§ Task brief:
Find and copy each line of the records where the string "江苏省燃料集团有限公司" shows up.

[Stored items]
+===+
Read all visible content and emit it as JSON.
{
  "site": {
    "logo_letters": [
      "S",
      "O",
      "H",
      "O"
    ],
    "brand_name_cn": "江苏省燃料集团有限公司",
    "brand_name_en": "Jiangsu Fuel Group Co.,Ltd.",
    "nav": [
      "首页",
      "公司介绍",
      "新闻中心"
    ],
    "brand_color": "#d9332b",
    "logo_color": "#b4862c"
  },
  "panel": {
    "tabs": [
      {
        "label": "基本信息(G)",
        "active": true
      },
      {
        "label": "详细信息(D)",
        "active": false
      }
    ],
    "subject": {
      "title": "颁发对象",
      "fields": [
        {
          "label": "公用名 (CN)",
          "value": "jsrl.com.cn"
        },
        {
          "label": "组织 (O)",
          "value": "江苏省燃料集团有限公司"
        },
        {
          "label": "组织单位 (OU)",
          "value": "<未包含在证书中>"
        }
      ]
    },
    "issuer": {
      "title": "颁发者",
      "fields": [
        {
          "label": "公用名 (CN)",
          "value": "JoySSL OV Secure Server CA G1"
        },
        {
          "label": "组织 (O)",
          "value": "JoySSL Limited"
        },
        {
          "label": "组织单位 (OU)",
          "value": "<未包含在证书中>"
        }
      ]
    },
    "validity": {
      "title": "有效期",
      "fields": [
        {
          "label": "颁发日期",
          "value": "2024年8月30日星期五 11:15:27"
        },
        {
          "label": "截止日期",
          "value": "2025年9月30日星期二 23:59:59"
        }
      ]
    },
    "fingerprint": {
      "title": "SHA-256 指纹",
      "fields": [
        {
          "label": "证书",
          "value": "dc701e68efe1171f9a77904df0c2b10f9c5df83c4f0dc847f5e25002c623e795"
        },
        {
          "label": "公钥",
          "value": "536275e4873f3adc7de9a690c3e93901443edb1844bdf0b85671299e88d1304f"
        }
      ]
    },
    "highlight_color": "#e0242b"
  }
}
+===+
§ Response to the exercise:
    "brand_name_cn": "江苏省燃料集团有限公司",
          "value": "江苏省燃料集团有限公司"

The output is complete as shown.